= What is expected =
Go through the listing below and gather every line with the word "content".

= Lines of data =

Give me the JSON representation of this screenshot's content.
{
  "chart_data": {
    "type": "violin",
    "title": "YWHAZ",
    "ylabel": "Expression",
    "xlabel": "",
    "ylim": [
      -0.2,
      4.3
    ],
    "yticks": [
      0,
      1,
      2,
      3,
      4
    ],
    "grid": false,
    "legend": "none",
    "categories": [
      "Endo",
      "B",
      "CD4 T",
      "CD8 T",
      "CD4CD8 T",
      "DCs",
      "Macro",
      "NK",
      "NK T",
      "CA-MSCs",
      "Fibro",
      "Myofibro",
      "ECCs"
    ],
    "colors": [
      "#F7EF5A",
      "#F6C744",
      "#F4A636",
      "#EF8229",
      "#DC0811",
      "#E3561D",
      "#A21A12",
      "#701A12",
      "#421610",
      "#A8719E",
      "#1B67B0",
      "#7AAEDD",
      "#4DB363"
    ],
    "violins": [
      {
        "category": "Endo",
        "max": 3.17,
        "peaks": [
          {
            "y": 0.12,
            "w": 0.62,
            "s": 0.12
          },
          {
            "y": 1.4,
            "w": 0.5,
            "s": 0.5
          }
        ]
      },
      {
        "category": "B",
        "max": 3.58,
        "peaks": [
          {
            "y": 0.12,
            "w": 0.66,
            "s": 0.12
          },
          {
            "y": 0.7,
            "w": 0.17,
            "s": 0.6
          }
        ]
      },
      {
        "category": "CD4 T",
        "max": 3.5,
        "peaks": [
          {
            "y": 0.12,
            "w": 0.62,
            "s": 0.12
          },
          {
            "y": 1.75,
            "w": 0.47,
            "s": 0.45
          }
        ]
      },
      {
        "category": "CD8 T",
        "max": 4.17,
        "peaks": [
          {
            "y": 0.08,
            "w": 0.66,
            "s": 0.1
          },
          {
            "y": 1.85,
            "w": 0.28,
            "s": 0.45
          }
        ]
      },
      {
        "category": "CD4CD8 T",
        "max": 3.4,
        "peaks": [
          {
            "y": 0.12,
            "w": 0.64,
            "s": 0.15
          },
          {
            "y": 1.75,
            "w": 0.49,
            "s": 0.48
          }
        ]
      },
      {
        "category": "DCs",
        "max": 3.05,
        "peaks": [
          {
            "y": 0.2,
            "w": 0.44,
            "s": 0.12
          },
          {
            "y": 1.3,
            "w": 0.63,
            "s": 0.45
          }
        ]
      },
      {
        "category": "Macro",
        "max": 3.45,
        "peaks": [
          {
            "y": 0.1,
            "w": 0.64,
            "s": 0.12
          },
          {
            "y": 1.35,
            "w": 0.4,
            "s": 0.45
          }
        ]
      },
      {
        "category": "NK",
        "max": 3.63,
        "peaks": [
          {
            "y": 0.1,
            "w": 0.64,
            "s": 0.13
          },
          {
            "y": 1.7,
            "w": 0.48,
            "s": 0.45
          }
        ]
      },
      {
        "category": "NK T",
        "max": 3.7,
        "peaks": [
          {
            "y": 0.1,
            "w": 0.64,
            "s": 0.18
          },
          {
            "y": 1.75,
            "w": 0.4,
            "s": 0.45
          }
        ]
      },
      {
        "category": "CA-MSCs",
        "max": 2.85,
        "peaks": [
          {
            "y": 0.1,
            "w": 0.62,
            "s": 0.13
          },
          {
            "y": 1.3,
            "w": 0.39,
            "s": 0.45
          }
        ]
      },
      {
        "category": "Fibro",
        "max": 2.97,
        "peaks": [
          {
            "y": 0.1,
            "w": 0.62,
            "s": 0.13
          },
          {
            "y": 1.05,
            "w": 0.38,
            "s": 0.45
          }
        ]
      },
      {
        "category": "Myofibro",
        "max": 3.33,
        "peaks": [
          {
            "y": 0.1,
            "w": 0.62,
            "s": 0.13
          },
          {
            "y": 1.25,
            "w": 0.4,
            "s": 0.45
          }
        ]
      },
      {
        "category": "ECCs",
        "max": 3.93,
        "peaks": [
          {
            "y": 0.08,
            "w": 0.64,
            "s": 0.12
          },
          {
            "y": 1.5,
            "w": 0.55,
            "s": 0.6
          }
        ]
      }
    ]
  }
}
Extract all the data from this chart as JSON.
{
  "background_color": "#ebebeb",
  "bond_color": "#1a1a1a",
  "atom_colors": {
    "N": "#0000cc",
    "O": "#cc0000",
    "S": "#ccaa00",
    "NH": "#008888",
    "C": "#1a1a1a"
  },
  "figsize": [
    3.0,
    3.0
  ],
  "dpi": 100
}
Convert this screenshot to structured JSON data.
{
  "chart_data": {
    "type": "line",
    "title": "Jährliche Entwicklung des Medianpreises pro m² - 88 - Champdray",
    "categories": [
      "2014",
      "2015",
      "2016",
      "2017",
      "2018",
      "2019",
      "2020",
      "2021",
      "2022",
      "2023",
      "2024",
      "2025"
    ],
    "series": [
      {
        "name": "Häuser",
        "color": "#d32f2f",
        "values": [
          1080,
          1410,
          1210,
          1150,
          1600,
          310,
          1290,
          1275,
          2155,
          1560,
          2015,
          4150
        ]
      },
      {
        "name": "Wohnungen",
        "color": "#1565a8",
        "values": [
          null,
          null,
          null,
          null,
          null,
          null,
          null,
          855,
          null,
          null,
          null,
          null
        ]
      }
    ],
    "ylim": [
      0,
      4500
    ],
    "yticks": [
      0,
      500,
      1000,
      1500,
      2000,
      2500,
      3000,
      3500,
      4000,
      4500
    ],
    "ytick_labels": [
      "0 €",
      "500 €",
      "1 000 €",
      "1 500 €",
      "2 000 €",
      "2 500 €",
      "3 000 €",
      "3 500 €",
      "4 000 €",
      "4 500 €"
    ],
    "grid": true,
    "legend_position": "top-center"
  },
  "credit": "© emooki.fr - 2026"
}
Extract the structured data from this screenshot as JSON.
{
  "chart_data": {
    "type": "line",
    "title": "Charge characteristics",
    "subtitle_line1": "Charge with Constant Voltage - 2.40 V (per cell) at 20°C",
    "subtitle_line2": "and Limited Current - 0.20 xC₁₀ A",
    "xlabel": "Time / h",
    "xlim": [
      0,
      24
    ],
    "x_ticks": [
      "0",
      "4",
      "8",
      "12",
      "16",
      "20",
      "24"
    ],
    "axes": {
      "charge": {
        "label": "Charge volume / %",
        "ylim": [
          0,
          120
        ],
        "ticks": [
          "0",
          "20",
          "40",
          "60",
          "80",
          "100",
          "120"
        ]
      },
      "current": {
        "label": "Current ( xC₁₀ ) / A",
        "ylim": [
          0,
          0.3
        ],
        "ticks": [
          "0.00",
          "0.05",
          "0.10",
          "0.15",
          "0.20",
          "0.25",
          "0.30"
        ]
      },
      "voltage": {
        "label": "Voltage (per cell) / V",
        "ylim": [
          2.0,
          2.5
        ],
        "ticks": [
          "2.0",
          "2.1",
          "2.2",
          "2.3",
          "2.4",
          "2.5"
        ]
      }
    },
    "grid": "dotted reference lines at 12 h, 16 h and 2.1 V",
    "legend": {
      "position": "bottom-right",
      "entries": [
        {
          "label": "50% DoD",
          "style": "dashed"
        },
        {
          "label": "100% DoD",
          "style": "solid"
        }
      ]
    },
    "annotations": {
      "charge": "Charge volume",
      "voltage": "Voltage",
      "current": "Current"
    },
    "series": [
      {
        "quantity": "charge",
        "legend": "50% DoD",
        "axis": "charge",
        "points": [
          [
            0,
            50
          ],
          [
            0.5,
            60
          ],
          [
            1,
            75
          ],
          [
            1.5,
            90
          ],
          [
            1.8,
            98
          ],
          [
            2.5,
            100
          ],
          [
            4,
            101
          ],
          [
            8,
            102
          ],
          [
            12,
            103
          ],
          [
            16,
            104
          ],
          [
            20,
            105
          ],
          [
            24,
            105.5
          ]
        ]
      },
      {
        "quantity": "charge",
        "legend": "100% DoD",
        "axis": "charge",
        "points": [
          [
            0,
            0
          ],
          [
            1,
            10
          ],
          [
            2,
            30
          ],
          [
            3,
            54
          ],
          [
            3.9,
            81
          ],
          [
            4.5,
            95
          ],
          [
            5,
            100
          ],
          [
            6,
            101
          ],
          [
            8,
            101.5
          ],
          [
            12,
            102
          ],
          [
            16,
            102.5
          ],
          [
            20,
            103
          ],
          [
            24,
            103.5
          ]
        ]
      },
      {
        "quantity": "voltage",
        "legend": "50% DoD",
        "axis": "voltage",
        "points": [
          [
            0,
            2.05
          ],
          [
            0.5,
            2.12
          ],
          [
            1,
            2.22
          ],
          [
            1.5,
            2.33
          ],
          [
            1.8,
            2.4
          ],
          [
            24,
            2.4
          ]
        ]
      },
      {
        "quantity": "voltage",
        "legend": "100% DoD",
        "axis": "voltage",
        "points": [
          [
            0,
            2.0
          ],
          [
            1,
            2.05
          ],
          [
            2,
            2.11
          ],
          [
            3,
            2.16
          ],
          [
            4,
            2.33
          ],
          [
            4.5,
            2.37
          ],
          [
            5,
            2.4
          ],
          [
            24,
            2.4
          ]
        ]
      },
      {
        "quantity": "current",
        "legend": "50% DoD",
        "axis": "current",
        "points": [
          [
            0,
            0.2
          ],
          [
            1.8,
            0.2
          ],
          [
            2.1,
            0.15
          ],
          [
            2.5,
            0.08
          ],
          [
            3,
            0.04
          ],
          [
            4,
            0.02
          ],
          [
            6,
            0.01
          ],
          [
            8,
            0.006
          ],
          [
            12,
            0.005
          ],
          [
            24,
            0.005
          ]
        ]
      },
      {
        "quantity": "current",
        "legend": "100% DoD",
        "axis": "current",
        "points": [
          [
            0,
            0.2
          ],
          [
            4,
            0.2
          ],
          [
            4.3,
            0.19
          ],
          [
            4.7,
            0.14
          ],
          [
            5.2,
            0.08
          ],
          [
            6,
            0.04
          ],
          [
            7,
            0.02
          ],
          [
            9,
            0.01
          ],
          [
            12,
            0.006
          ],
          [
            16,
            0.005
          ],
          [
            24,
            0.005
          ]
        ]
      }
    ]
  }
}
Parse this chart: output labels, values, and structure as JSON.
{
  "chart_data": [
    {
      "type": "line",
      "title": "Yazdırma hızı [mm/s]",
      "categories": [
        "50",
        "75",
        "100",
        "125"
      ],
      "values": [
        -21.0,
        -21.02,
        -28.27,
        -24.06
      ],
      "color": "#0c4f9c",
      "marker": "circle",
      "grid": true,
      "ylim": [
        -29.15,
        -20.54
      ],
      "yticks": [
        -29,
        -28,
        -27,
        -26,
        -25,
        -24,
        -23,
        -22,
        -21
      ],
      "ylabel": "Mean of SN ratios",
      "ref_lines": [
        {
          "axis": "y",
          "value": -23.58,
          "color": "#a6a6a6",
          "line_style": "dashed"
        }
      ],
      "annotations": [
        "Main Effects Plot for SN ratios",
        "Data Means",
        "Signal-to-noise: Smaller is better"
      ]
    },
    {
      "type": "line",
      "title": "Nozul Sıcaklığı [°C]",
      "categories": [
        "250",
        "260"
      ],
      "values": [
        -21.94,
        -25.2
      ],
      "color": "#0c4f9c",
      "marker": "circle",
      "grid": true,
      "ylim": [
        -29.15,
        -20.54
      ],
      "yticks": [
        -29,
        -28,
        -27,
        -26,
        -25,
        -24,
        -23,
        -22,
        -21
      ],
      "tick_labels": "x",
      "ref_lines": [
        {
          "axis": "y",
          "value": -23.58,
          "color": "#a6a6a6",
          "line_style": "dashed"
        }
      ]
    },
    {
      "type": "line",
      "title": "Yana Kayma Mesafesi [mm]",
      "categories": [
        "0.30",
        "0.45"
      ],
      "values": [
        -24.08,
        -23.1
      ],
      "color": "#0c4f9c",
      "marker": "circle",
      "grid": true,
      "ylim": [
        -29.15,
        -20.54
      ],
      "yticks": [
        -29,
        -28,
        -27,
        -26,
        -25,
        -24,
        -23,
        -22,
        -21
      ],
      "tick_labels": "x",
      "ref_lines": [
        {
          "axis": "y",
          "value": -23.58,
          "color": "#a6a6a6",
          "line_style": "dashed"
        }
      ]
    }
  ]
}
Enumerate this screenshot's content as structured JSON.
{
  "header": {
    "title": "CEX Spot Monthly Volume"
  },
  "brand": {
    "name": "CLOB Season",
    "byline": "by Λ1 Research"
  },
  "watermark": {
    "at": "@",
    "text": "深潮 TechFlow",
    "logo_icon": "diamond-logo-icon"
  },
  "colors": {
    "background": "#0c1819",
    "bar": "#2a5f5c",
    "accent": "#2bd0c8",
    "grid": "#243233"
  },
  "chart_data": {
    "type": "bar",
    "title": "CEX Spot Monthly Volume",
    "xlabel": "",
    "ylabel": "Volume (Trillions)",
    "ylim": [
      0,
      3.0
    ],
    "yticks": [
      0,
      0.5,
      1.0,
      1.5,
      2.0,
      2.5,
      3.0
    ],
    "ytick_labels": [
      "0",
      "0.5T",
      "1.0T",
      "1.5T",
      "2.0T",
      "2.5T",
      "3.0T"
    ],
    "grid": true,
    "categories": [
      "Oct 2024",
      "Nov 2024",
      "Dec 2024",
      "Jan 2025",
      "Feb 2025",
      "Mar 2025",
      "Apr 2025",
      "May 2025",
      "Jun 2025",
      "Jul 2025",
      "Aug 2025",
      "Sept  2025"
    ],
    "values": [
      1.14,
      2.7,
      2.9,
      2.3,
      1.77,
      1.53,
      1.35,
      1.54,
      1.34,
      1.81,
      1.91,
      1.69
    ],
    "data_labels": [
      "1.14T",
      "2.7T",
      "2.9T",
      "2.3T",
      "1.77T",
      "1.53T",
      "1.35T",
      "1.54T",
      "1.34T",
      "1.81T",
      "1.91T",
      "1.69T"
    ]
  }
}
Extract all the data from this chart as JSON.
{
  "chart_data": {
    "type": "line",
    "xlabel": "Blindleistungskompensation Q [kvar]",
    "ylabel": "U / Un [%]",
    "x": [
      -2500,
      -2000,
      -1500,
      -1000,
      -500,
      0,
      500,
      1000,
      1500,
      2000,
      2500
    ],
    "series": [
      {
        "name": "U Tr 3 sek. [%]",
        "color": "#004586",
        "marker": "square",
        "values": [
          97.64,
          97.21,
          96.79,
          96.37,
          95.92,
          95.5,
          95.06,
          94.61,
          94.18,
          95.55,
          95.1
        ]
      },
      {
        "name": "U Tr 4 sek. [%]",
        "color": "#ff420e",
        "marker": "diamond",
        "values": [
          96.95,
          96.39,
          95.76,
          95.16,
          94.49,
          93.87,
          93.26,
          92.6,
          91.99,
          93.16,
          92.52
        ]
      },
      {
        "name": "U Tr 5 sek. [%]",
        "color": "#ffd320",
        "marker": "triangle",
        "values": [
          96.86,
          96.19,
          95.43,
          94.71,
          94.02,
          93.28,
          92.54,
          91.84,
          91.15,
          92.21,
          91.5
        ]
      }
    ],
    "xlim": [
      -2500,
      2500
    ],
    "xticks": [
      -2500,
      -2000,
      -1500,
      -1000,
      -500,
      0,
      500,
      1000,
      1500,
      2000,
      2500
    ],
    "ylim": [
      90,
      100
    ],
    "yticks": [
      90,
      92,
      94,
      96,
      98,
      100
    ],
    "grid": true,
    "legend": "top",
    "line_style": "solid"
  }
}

= The completed task =
Give me the JSON representation of this screenshot's content.
Enumerate this screenshot's content as structured JSON.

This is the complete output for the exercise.